- _Written exercise_
List each line of the data that holds the word "Bern".

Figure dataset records
┏━━
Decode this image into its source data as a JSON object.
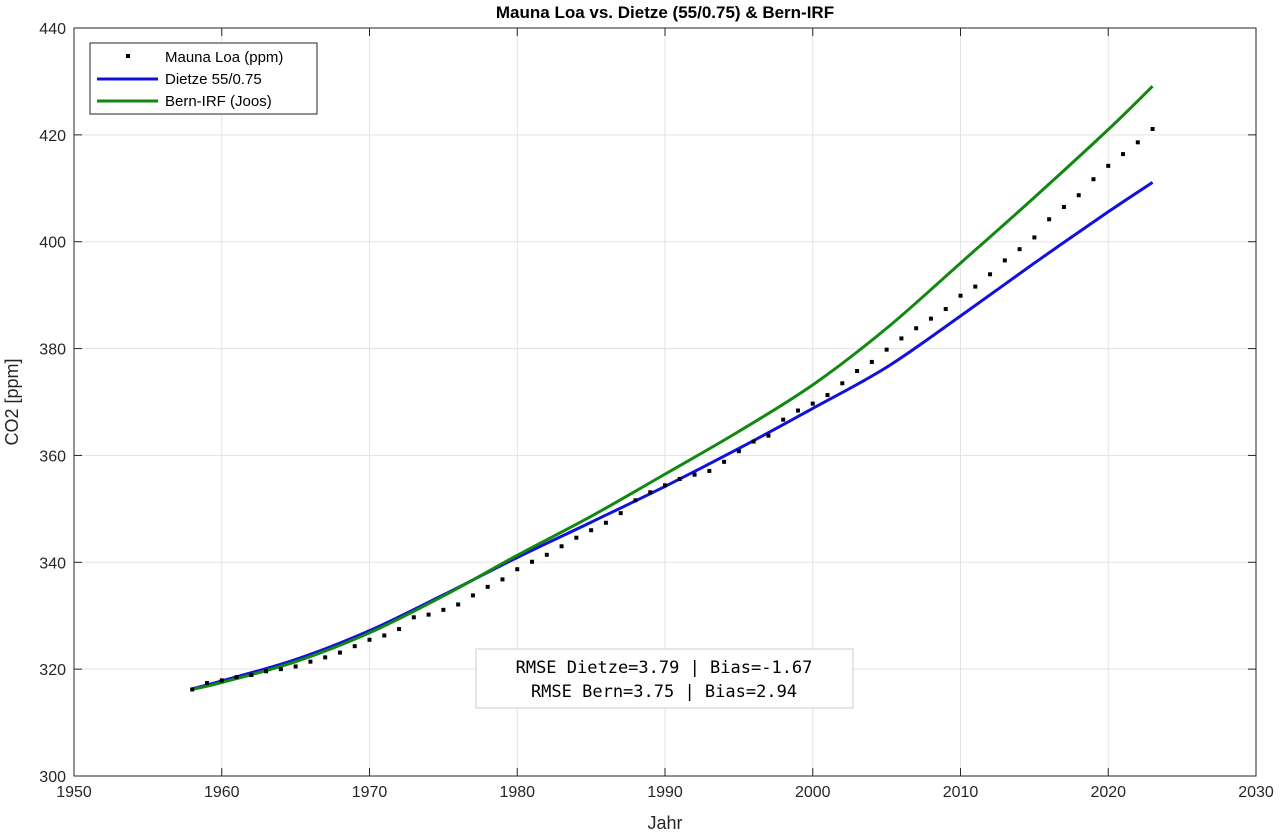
{
  "chart_data": {
    "type": "line",
    "title": "Mauna Loa vs. Dietze (55/0.75) & Bern-IRF",
    "xlabel": "Jahr",
    "ylabel": "CO2 [ppm]",
    "xlim": [
      1950,
      2030
    ],
    "ylim": [
      300,
      440
    ],
    "xticks": [
      1950,
      1960,
      1970,
      1980,
      1990,
      2000,
      2010,
      2020,
      2030
    ],
    "yticks": [
      300,
      320,
      340,
      360,
      380,
      400,
      420,
      440
    ],
    "grid": true,
    "legend_position": "top-left",
    "series": [
      {
        "name": "Mauna Loa (ppm)",
        "style": "markers",
        "color": "#000000",
        "x": [
          1958,
          1959,
          1960,
          1961,
          1962,
          1963,
          1964,
          1965,
          1966,
          1967,
          1968,
          1969,
          1970,
          1971,
          1972,
          1973,
          1974,
          1975,
          1976,
          1977,
          1978,
          1979,
          1980,
          1981,
          1982,
          1983,
          1984,
          1985,
          1986,
          1987,
          1988,
          1989,
          1990,
          1991,
          1992,
          1993,
          1994,
          1995,
          1996,
          1997,
          1998,
          1999,
          2000,
          2001,
          2002,
          2003,
          2004,
          2005,
          2006,
          2007,
          2008,
          2009,
          2010,
          2011,
          2012,
          2013,
          2014,
          2015,
          2016,
          2017,
          2018,
          2019,
          2020,
          2021,
          2022,
          2023
        ],
        "values": [
          316.2,
          317.4,
          317.9,
          318.5,
          318.9,
          319.6,
          320.0,
          320.5,
          321.4,
          322.2,
          323.1,
          324.3,
          325.5,
          326.3,
          327.5,
          329.7,
          330.2,
          331.1,
          332.1,
          333.8,
          335.4,
          336.8,
          338.7,
          340.1,
          341.4,
          343.0,
          344.6,
          346.0,
          347.4,
          349.2,
          351.6,
          353.1,
          354.4,
          355.6,
          356.4,
          357.1,
          358.8,
          360.8,
          362.6,
          363.7,
          366.7,
          368.4,
          369.7,
          371.3,
          373.5,
          375.8,
          377.5,
          379.8,
          381.9,
          383.8,
          385.6,
          387.4,
          389.9,
          391.6,
          393.9,
          396.5,
          398.6,
          400.8,
          404.2,
          406.5,
          408.7,
          411.7,
          414.2,
          416.4,
          418.6,
          421.1
        ]
      },
      {
        "name": "Dietze 55/0.75",
        "style": "line",
        "color": "#1111dd",
        "x": [
          1958,
          1960,
          1965,
          1970,
          1975,
          1980,
          1985,
          1990,
          1995,
          2000,
          2005,
          2010,
          2015,
          2020,
          2023
        ],
        "values": [
          316.3,
          317.8,
          321.8,
          327.2,
          333.9,
          340.9,
          347.5,
          354.2,
          361.3,
          368.8,
          376.5,
          386.1,
          396.0,
          405.6,
          411.1
        ]
      },
      {
        "name": "Bern-IRF (Joos)",
        "style": "line",
        "color": "#118811",
        "x": [
          1958,
          1960,
          1965,
          1970,
          1975,
          1980,
          1985,
          1990,
          1995,
          2000,
          2005,
          2010,
          2015,
          2020,
          2023
        ],
        "values": [
          316.2,
          317.5,
          321.4,
          326.8,
          333.7,
          341.3,
          348.6,
          356.5,
          364.5,
          373.2,
          383.8,
          396.0,
          408.3,
          421.0,
          429.1
        ]
      }
    ],
    "annotation": {
      "line1": "RMSE Dietze=3.79 | Bias=-1.67",
      "line2": "RMSE Bern=3.75 | Bias=2.94"
    }
  }
}
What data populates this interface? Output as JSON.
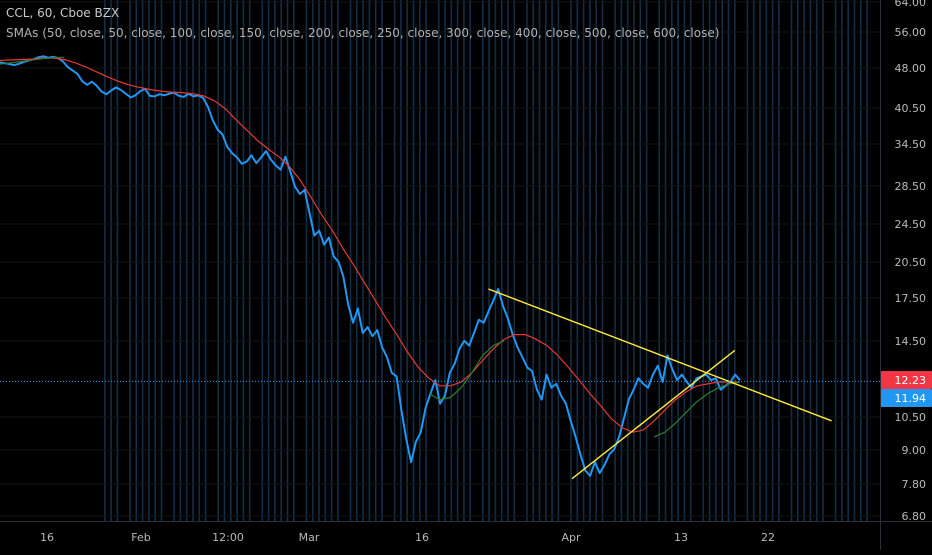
{
  "header": {
    "title": "CCL, 60, Cboe BZX",
    "indicator": "SMAs (50, close, 50, close, 100, close, 150, close, 200, close, 250, close, 300, close, 400, close, 500, close, 600, close)"
  },
  "colors": {
    "background": "#000000",
    "price_line": "#2196f3",
    "sma_red": "#e53935",
    "sma_green": "#2e7d32",
    "trendline": "#ffeb3b",
    "current_price_tag": "#f23645",
    "last_price_tag": "#2196f3",
    "session_stripe": "#16324f"
  },
  "chart_data": {
    "type": "line",
    "title": "",
    "xlabel": "",
    "ylabel": "",
    "y_scale": "log",
    "ylim": [
      6.4,
      64.0
    ],
    "x_ticks": [
      "16",
      "Feb",
      "12:00",
      "Mar",
      "16",
      "Apr",
      "13",
      "22"
    ],
    "y_ticks": [
      "64.00",
      "56.00",
      "48.00",
      "40.50",
      "34.50",
      "28.50",
      "24.50",
      "20.50",
      "17.50",
      "14.50",
      "12.23",
      "10.50",
      "9.00",
      "7.80",
      "6.80"
    ],
    "series": [
      {
        "key": "price",
        "values": [
          49.2,
          49.0,
          48.8,
          48.6,
          48.9,
          49.3,
          49.6,
          49.9,
          50.3,
          50.5,
          50.2,
          50.4,
          50.1,
          49.4,
          48.2,
          47.5,
          46.8,
          45.3,
          44.6,
          45.2,
          44.4,
          43.3,
          42.8,
          43.5,
          44.1,
          43.6,
          42.9,
          42.2,
          42.6,
          43.4,
          43.8,
          42.5,
          42.4,
          42.8,
          42.6,
          42.9,
          43.1,
          42.5,
          42.3,
          42.9,
          42.4,
          42.6,
          42.1,
          40.5,
          38.2,
          36.7,
          35.9,
          34.0,
          33.1,
          32.5,
          31.6,
          31.9,
          32.8,
          31.7,
          32.5,
          33.4,
          32.2,
          31.4,
          30.8,
          32.6,
          30.6,
          28.6,
          27.7,
          28.2,
          25.5,
          23.1,
          23.6,
          22.2,
          22.9,
          21.1,
          20.6,
          19.3,
          17.1,
          15.8,
          16.8,
          15.1,
          15.5,
          14.9,
          15.3,
          14.2,
          13.6,
          12.7,
          12.5,
          10.8,
          9.5,
          8.6,
          9.4,
          9.8,
          10.9,
          11.6,
          12.3,
          11.1,
          11.5,
          12.7,
          13.2,
          14.1,
          14.6,
          14.3,
          15.1,
          16.0,
          15.8,
          16.6,
          17.4,
          18.3,
          17.0,
          16.1,
          15.0,
          14.2,
          13.6,
          13.0,
          12.8,
          11.8,
          11.3,
          12.6,
          11.9,
          12.1,
          11.5,
          11.1,
          10.3,
          9.6,
          8.9,
          8.3,
          8.1,
          8.6,
          8.2,
          8.5,
          8.9,
          9.1,
          9.6,
          10.4,
          11.3,
          11.8,
          12.4,
          12.1,
          11.9,
          12.6,
          13.1,
          12.2,
          13.7,
          12.9,
          12.3,
          12.6,
          12.2,
          11.9,
          12.4,
          12.5,
          12.6,
          12.3,
          12.4,
          11.8,
          12.0,
          12.2,
          12.6,
          12.3
        ]
      },
      {
        "key": "sma_red",
        "values": [
          49.6,
          49.7,
          49.8,
          49.9,
          50.1,
          50.1,
          49.8,
          49.1,
          48.2,
          47.2,
          46.2,
          45.3,
          44.6,
          44.1,
          43.7,
          43.4,
          43.2,
          43.1,
          42.9,
          42.5,
          41.6,
          40.2,
          38.3,
          36.6,
          35.0,
          33.7,
          32.6,
          31.2,
          29.4,
          27.3,
          25.3,
          23.6,
          21.8,
          20.3,
          18.8,
          17.4,
          16.1,
          15.0,
          13.9,
          13.0,
          12.4,
          12.0,
          12.0,
          12.2,
          12.7,
          13.4,
          14.1,
          14.7,
          15.0,
          15.0,
          14.7,
          14.3,
          13.7,
          13.0,
          12.3,
          11.6,
          11.0,
          10.4,
          10.0,
          9.8,
          9.9,
          10.3,
          10.8,
          11.3,
          11.7,
          12.0,
          12.1,
          12.2,
          12.2,
          12.2
        ]
      },
      {
        "key": "sma_green",
        "values": [
          48.8,
          49.1,
          49.4,
          49.7,
          50.0,
          50.2,
          50.3,
          null,
          null,
          null,
          null,
          null,
          null,
          null,
          null,
          null,
          null,
          null,
          null,
          null,
          null,
          null,
          null,
          null,
          null,
          null,
          null,
          null,
          null,
          null,
          null,
          null,
          null,
          null,
          null,
          null,
          null,
          null,
          null,
          null,
          11.6,
          11.3,
          11.4,
          11.9,
          12.7,
          13.7,
          14.3,
          14.6,
          null,
          null,
          null,
          null,
          null,
          null,
          null,
          null,
          null,
          null,
          null,
          null,
          null,
          9.6,
          9.8,
          10.2,
          10.7,
          11.2,
          11.6,
          11.9,
          12.1,
          12.2
        ]
      }
    ],
    "trendlines": [
      {
        "from": [
          0.555,
          18.3
        ],
        "to": [
          0.945,
          10.3
        ]
      },
      {
        "from": [
          0.65,
          8.0
        ],
        "to": [
          0.835,
          14.0
        ]
      }
    ],
    "price_markers": [
      {
        "label": "12.23",
        "value": 12.23,
        "color_key": "current_price_tag"
      },
      {
        "label": "11.94",
        "value": 11.94,
        "color_key": "last_price_tag"
      }
    ]
  }
}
┗━━
- _The completed task_
    "title": "Mauna Loa vs. Dietze (55/0.75) & Bern-IRF",
        "name": "Bern-IRF (Joos)",
      "line2": "RMSE Bern=3.75 | Bias=2.94"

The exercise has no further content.